Start of Dataset records

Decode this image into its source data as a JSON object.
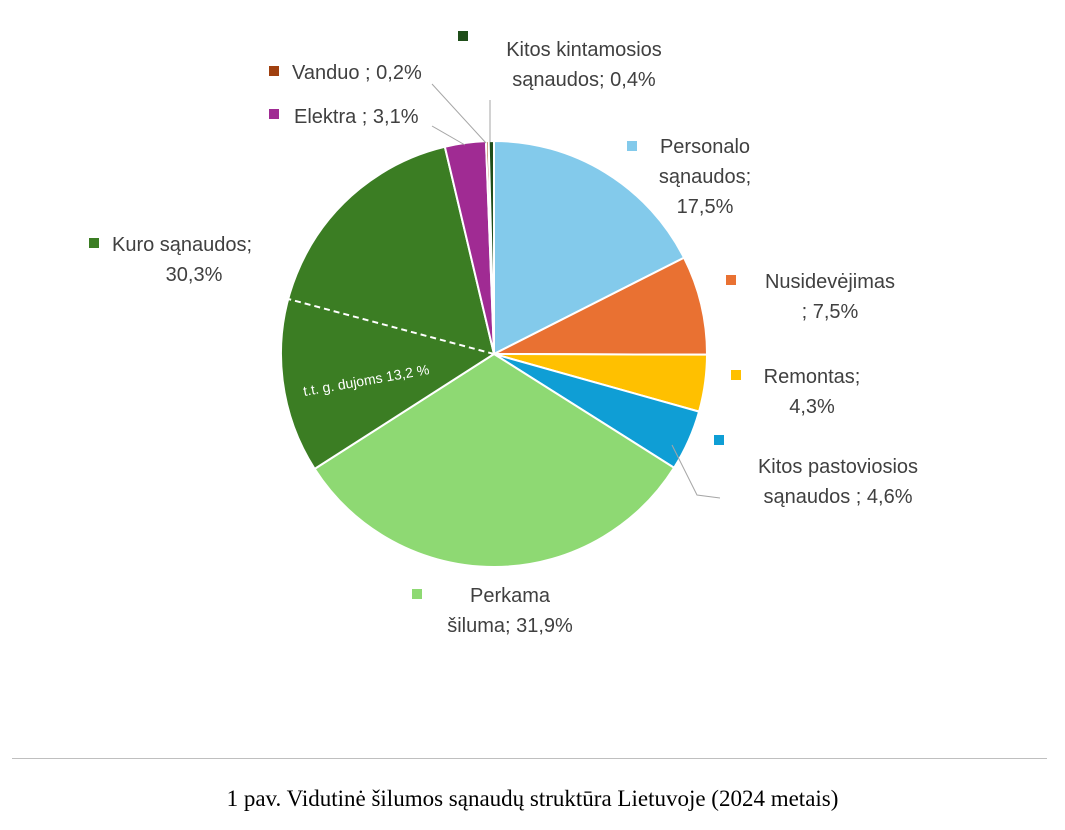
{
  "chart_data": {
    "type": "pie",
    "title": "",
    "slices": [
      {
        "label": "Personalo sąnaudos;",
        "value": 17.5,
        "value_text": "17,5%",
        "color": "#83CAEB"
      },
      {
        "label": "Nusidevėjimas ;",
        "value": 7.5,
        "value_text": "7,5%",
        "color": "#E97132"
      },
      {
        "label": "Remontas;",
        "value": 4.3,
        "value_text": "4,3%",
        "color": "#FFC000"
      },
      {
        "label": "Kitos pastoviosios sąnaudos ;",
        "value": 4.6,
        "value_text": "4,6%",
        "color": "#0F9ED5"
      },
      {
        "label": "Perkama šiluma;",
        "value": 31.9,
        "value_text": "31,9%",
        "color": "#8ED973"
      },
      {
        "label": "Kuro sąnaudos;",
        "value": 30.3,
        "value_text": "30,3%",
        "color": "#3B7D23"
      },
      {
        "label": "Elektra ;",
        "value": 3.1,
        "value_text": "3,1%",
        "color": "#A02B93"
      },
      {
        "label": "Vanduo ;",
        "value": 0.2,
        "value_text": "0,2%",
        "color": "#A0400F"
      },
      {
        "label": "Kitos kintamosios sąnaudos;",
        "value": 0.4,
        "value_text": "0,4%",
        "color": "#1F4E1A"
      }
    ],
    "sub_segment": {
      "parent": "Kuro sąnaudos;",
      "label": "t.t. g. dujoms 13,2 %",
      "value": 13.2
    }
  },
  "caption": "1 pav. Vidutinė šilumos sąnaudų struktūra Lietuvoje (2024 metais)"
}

End of Dataset records
Start of Dataset records

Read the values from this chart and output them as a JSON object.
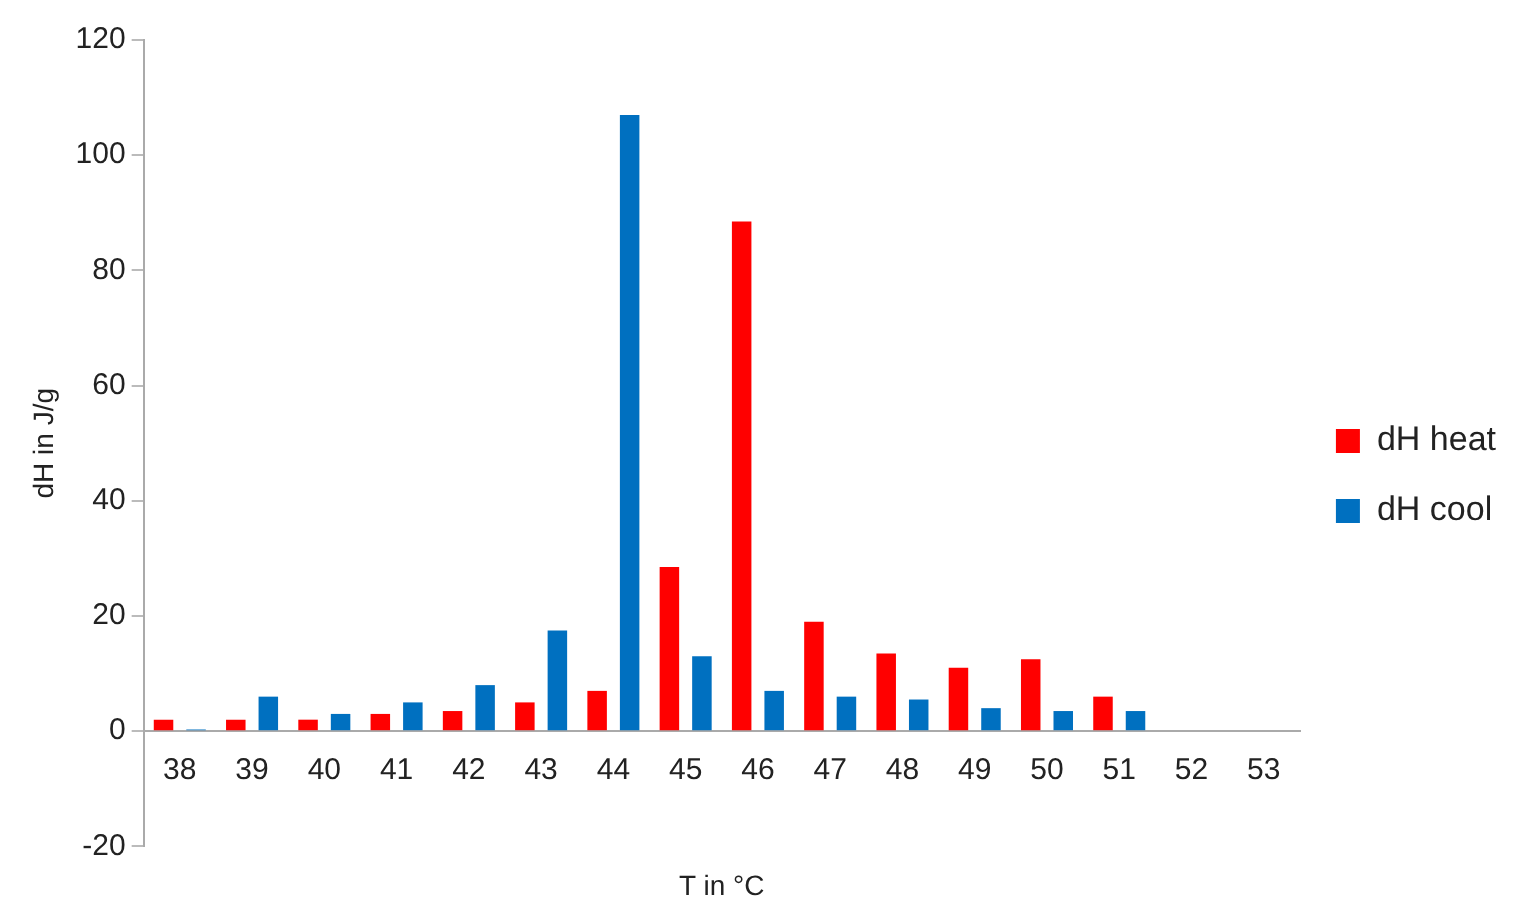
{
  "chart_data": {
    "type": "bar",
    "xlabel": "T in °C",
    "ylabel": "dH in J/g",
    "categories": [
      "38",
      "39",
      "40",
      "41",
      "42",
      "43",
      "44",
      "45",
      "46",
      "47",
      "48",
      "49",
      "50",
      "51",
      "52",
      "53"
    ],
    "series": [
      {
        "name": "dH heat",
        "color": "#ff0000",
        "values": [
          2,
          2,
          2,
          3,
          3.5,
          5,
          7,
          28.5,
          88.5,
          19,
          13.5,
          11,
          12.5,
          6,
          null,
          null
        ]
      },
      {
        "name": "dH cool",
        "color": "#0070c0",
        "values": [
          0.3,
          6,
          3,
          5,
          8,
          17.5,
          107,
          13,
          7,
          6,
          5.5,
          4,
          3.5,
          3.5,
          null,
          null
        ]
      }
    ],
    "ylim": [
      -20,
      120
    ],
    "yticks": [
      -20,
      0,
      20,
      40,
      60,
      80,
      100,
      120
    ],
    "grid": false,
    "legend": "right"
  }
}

End of Dataset records

[Exercise requirements] Lines holding the word "this" in the entries above are the ones to pull out. Copy them all.

[Response]
Decode this image into its source data as a JSON object.
Read the values from this chart and output them as a JSON object.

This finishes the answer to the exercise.